> _Stated task_: Report the count of lines containing the word "заявления" in the entries below, and nothing more.
--- start of Material shown ---
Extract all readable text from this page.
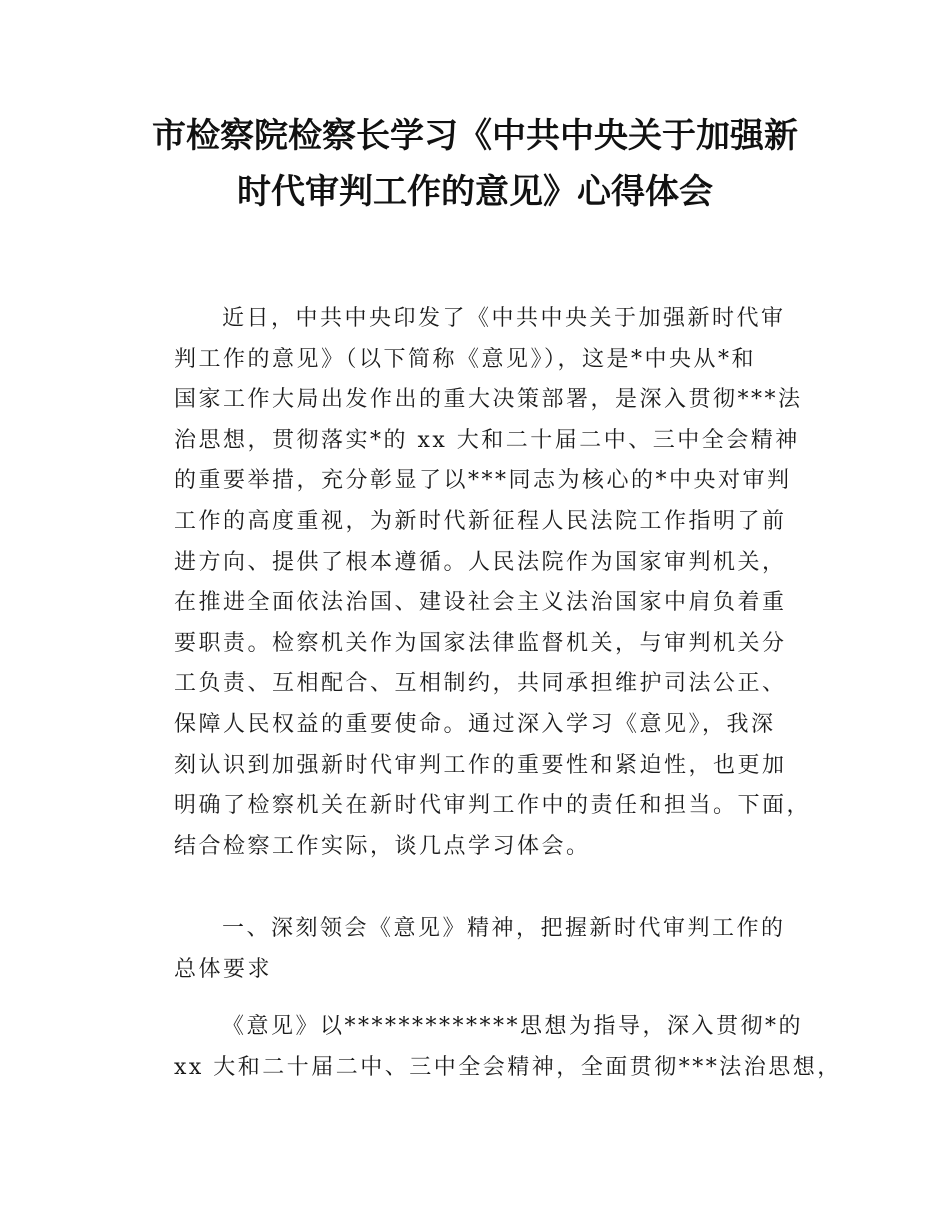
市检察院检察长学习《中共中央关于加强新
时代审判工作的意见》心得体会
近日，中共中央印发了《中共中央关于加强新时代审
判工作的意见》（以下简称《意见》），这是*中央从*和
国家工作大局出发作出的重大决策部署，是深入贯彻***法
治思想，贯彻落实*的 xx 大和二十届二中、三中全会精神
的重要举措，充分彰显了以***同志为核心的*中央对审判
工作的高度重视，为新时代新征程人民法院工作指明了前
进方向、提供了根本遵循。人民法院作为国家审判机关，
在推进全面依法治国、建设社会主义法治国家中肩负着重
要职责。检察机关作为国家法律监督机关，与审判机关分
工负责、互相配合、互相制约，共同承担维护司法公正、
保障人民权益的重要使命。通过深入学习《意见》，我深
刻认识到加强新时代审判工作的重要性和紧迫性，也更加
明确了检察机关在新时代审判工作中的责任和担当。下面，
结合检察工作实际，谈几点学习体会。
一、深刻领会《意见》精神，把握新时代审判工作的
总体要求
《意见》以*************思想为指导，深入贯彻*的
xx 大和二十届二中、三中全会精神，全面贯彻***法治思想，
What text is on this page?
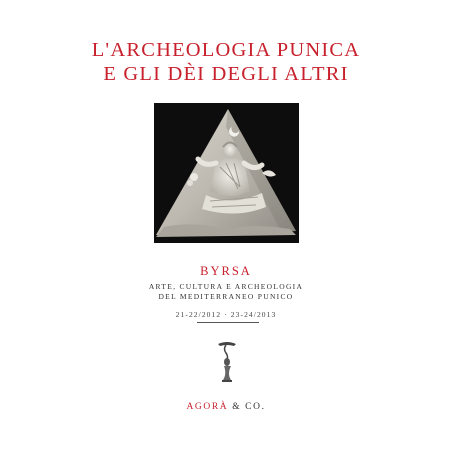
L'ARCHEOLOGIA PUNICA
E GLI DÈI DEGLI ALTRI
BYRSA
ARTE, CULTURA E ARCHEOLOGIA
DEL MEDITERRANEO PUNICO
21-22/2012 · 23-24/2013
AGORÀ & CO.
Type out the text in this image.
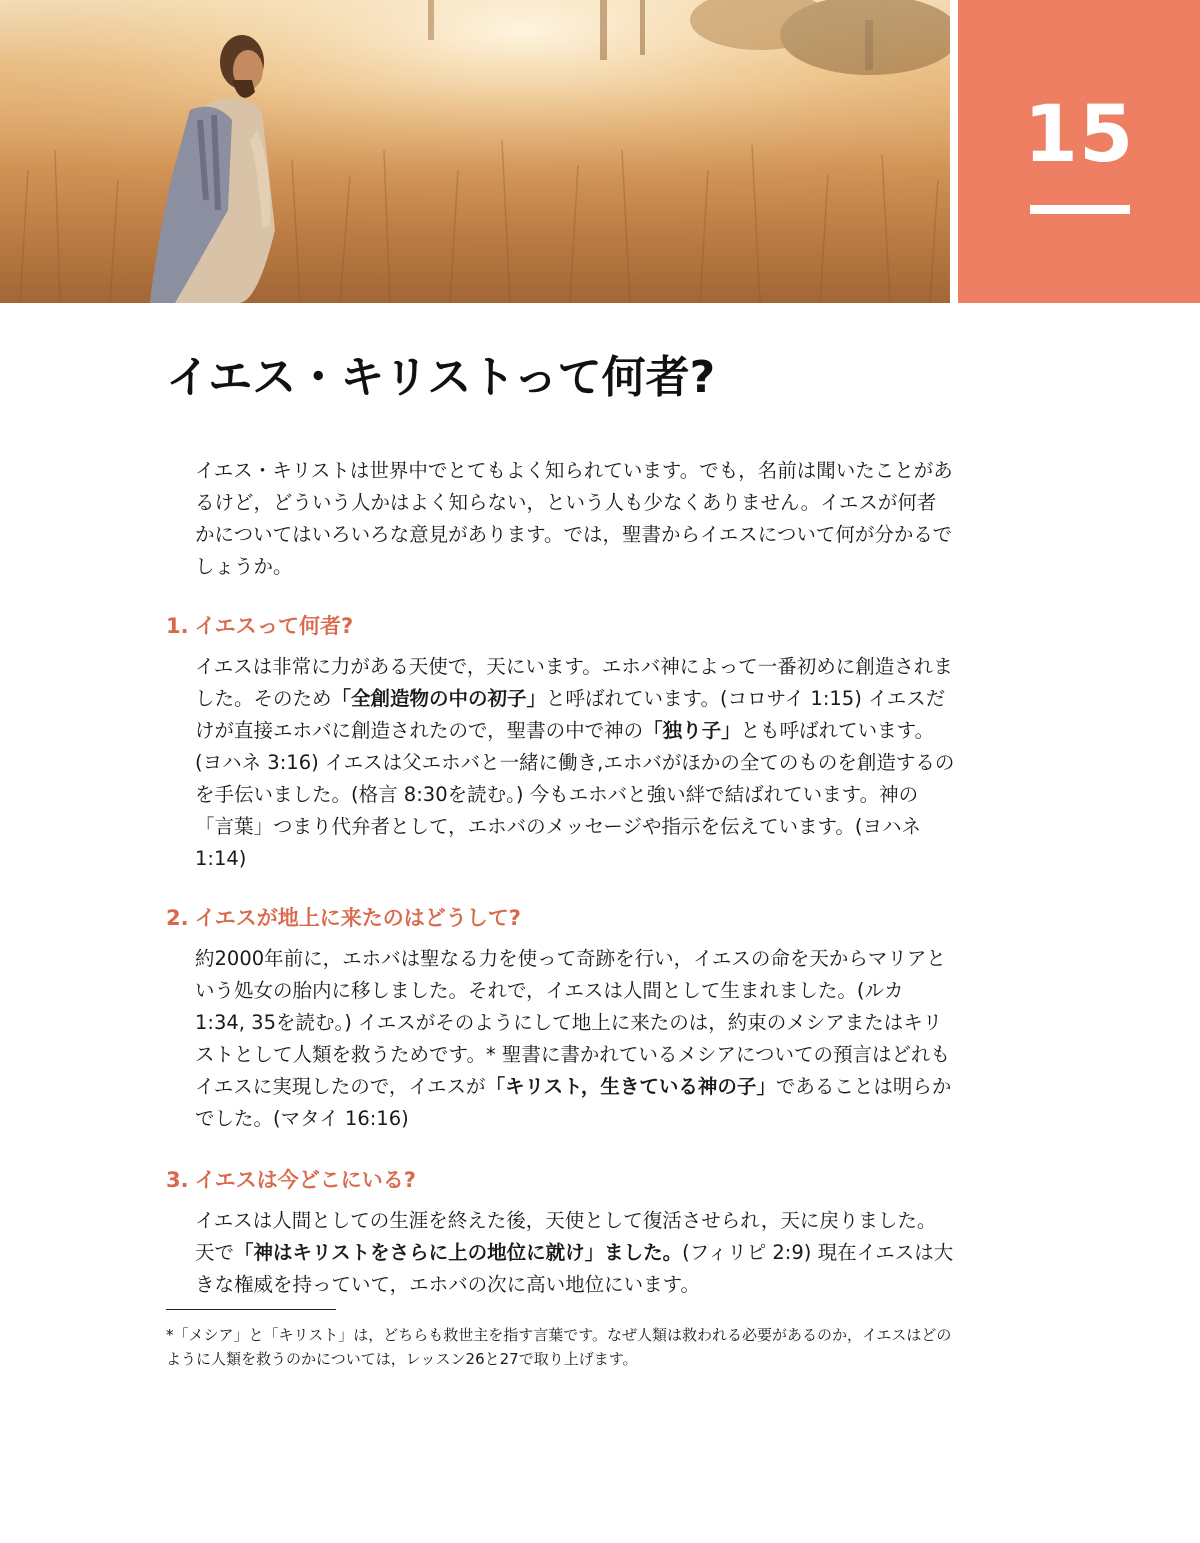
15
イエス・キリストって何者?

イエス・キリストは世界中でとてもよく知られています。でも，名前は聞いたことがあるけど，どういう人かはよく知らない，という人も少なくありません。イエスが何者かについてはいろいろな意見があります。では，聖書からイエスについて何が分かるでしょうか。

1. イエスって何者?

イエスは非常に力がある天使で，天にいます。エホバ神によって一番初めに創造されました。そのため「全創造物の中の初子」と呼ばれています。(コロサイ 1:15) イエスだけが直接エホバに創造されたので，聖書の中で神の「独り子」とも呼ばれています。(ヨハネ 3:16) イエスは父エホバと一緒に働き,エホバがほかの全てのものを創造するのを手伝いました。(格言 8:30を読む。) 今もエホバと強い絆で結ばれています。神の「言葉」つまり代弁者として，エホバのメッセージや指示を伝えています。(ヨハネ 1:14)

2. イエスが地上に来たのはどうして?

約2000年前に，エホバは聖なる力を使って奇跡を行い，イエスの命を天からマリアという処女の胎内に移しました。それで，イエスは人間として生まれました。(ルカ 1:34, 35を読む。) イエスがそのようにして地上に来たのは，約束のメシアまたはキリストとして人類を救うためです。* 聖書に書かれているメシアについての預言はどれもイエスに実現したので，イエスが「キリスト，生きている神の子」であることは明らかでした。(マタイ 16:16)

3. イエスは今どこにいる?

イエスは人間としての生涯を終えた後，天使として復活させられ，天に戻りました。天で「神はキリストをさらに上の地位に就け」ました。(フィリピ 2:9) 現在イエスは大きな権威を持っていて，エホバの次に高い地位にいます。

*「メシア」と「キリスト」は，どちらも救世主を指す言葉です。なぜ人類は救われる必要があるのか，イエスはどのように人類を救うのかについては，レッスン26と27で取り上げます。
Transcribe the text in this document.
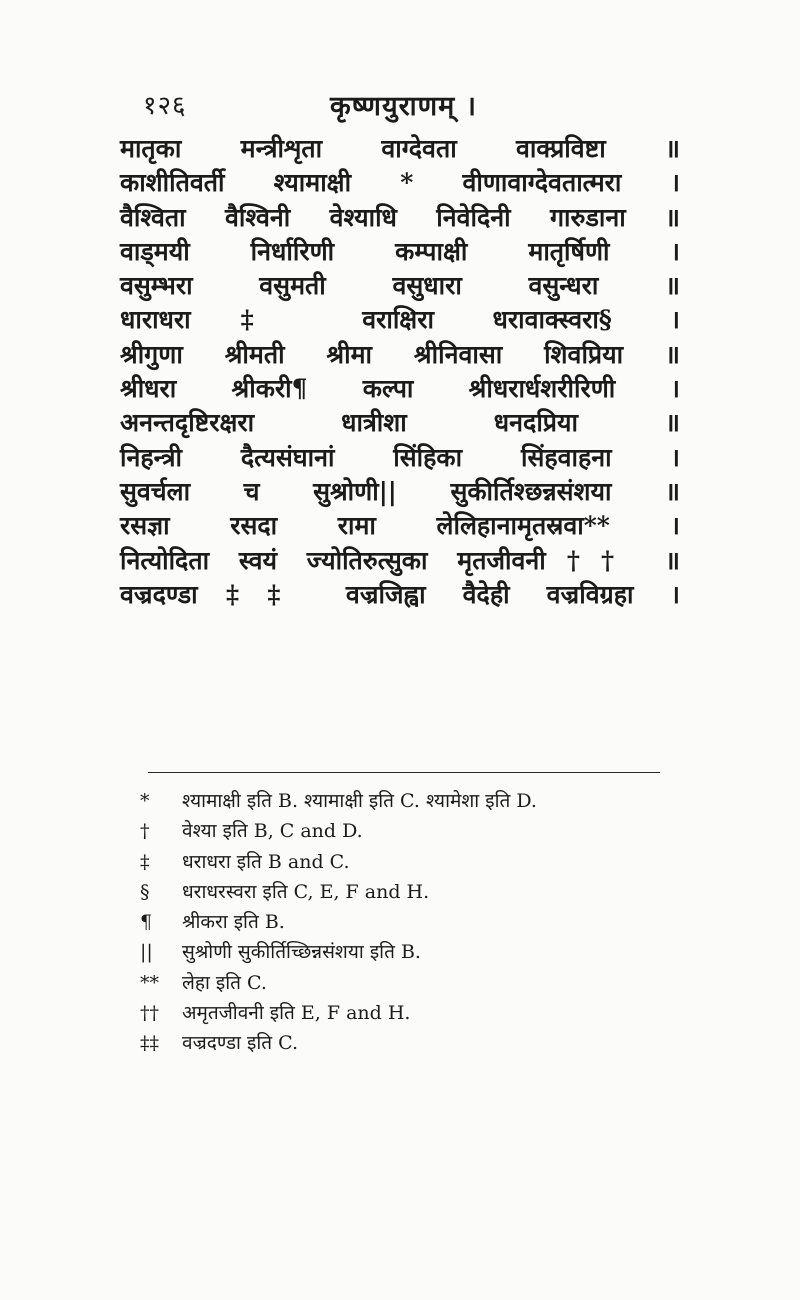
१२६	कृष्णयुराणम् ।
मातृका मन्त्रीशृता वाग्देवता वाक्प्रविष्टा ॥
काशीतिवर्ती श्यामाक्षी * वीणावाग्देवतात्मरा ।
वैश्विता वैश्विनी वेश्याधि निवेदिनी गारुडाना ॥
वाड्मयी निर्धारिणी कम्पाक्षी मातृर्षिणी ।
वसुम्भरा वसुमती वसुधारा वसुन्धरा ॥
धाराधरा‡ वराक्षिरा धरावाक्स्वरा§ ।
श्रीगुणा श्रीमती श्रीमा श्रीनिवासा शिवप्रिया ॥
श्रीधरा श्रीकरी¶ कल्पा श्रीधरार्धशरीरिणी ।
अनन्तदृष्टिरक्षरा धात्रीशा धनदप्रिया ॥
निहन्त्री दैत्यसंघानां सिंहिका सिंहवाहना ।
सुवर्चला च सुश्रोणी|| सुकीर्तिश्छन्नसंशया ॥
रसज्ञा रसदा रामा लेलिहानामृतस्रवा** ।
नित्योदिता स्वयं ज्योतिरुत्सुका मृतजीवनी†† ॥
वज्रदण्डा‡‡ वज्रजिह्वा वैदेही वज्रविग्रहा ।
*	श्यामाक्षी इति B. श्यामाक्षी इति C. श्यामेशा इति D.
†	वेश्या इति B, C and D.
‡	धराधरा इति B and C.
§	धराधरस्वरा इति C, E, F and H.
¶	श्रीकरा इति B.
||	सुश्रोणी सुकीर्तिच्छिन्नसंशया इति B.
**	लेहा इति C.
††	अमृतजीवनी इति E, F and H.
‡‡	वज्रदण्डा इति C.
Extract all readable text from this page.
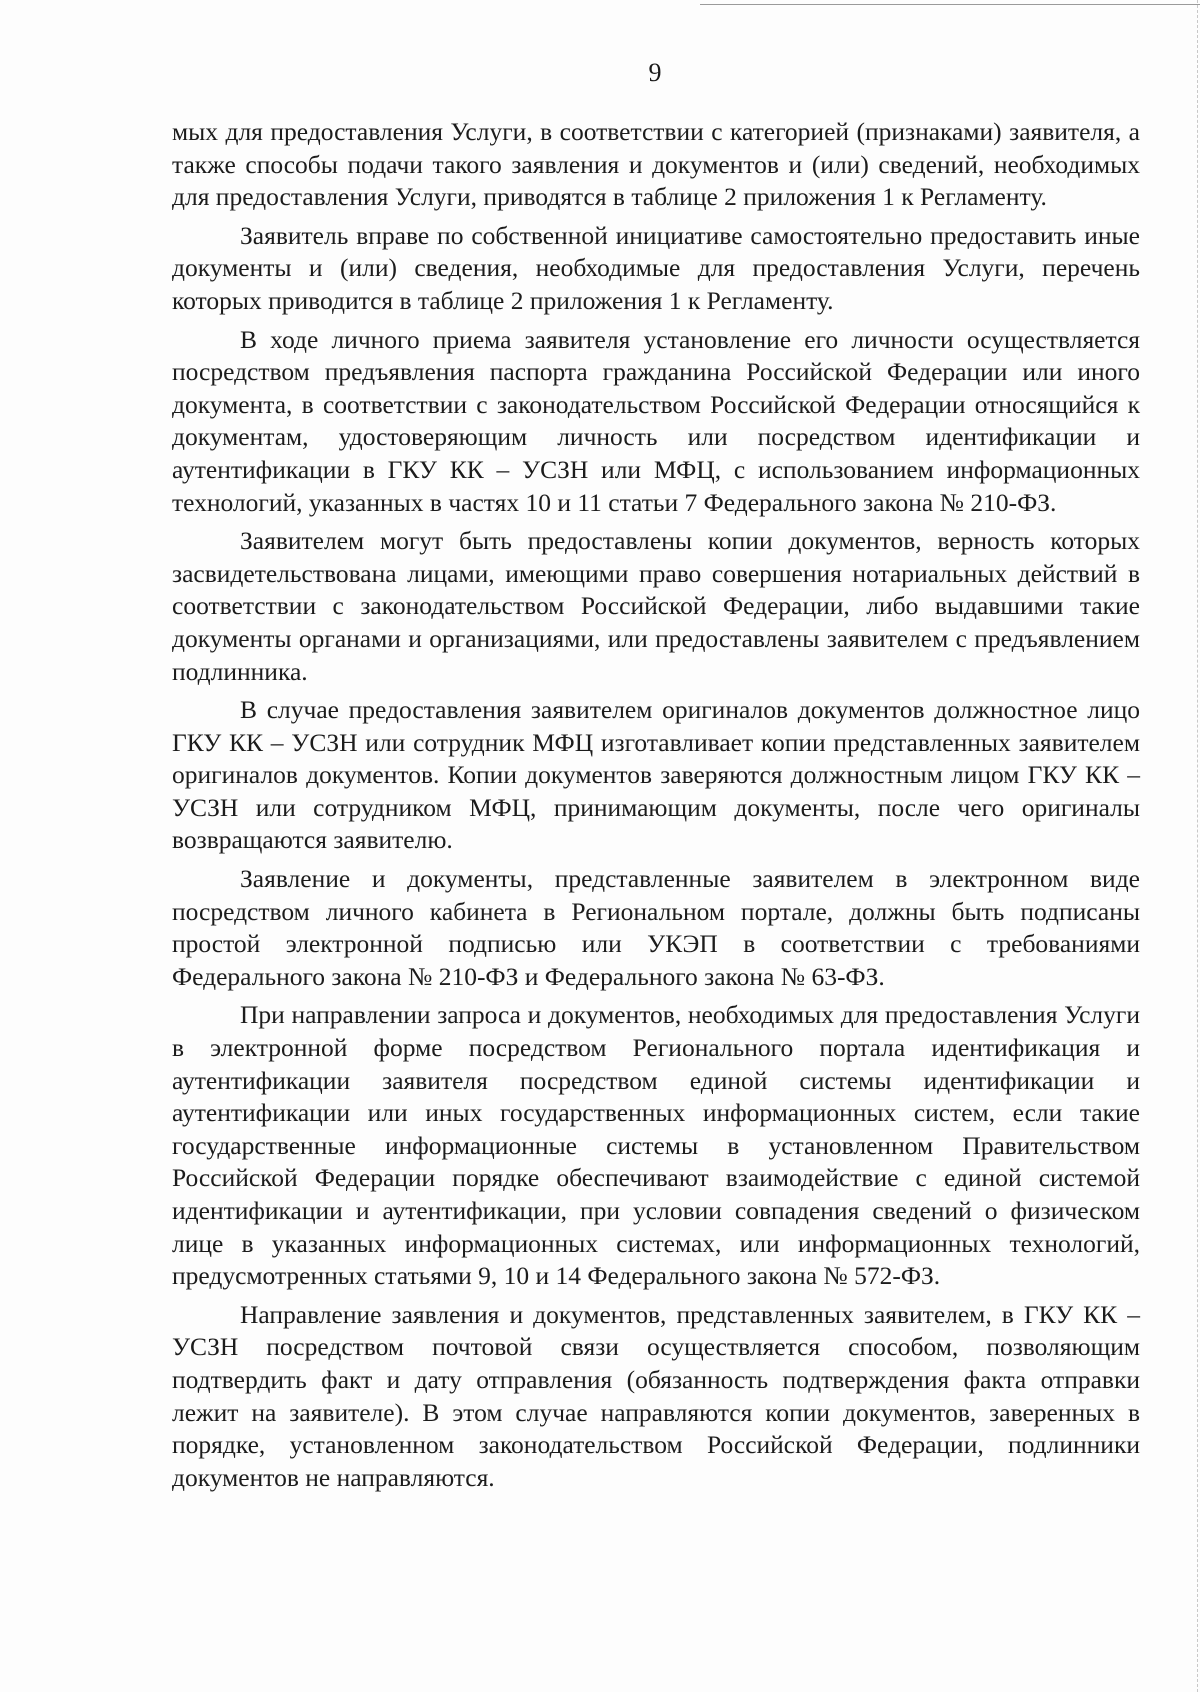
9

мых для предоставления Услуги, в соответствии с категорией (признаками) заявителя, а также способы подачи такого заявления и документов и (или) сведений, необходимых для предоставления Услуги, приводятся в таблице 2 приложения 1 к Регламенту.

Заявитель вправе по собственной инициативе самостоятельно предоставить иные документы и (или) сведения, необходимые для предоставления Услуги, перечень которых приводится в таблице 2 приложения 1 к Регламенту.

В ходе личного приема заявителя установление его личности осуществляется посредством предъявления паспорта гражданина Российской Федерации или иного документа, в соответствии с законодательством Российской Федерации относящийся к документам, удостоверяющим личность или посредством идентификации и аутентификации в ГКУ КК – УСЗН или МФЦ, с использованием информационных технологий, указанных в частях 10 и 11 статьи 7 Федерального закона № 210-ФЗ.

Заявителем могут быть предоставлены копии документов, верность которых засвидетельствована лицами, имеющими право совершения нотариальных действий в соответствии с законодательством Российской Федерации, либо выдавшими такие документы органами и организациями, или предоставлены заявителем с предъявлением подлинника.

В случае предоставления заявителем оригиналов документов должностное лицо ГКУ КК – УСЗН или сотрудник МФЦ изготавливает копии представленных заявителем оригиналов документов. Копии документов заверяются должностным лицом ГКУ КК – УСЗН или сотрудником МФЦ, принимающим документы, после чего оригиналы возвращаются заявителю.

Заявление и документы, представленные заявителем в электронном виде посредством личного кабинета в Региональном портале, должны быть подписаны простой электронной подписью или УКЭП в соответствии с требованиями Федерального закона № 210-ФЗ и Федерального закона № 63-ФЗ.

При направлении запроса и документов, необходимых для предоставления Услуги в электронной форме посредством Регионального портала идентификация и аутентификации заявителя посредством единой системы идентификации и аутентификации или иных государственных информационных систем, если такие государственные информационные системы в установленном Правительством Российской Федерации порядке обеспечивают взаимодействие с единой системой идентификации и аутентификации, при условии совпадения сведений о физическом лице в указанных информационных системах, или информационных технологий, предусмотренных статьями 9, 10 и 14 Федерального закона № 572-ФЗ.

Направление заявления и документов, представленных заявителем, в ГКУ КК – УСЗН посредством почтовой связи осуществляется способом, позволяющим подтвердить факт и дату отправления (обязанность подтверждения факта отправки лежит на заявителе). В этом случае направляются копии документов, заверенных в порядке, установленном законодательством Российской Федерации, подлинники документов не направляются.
--- end of Material shown ---
> _Answer to the task_: 2